[Start]

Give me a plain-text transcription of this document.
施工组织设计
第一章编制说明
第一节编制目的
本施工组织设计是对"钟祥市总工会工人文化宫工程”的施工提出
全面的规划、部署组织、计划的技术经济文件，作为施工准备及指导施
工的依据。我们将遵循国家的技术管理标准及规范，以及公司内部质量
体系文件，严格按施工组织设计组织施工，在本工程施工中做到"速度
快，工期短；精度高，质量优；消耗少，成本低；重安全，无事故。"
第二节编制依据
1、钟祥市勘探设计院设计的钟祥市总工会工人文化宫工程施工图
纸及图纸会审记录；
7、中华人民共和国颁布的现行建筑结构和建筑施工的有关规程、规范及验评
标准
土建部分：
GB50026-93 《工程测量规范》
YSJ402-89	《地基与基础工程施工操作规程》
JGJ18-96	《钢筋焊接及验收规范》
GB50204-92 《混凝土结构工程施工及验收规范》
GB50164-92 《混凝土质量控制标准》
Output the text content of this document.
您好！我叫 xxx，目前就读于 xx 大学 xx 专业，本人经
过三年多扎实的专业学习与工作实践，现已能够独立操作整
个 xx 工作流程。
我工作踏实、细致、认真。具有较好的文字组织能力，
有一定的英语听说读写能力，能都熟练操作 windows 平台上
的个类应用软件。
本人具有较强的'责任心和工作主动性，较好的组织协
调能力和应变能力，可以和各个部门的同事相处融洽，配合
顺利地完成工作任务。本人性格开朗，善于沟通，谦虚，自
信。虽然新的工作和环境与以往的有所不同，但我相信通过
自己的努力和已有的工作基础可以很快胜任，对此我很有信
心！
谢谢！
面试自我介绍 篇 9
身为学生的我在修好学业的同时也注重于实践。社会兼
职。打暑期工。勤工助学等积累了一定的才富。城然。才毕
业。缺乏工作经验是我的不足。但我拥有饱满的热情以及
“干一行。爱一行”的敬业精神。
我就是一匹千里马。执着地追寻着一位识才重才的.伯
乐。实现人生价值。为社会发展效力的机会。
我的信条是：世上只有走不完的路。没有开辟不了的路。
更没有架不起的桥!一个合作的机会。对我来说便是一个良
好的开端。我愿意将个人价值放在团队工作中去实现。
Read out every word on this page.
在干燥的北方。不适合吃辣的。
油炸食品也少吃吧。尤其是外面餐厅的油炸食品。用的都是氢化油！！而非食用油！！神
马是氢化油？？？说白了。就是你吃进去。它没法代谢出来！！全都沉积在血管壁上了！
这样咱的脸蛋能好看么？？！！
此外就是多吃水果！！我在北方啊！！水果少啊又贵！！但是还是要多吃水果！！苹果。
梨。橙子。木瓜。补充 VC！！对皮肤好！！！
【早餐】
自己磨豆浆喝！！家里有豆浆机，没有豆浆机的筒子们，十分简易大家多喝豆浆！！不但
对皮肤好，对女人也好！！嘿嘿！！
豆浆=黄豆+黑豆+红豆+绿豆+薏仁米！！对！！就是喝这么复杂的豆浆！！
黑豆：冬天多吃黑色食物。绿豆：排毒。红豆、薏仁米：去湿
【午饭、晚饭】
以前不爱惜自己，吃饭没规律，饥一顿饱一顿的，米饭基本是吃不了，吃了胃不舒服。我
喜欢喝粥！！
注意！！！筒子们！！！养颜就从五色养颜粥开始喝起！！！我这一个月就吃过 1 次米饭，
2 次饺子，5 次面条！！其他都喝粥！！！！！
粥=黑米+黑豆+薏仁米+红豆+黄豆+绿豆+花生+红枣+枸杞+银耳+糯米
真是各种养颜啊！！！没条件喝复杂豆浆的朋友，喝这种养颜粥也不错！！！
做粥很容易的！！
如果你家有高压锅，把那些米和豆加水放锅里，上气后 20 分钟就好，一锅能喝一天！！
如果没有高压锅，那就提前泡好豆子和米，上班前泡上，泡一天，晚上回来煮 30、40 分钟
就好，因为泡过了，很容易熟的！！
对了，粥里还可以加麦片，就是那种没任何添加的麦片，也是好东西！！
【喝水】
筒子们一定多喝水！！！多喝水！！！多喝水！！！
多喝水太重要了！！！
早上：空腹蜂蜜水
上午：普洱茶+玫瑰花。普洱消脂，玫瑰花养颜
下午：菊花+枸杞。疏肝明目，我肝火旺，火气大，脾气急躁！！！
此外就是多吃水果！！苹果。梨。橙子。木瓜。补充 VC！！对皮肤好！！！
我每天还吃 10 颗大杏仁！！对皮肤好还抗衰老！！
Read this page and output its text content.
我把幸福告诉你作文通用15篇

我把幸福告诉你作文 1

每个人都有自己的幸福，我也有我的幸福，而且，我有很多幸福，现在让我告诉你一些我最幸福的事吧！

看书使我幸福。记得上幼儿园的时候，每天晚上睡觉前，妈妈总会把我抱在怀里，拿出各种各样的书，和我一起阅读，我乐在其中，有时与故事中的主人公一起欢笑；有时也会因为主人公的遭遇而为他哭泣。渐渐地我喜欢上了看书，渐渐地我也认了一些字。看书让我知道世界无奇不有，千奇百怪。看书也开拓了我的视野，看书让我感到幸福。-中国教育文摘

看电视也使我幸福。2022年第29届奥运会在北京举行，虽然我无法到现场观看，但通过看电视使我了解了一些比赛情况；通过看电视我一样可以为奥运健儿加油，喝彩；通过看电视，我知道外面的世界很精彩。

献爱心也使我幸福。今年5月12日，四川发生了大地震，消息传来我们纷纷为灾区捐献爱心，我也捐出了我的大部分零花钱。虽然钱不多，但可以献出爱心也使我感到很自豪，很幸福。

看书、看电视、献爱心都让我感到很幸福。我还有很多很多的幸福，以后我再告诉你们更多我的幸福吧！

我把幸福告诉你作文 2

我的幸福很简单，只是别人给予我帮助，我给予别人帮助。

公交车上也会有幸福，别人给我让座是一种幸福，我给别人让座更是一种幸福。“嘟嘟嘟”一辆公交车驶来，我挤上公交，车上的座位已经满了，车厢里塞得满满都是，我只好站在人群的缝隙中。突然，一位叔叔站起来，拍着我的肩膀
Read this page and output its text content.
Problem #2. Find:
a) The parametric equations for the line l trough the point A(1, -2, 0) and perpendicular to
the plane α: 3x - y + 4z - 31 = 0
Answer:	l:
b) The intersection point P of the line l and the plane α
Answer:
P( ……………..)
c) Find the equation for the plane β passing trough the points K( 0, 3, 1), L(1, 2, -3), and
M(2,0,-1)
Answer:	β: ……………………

[End]

#### Objective
Lines in the records that hold the word "document" are to be counted; give only the total.

#### Solution
2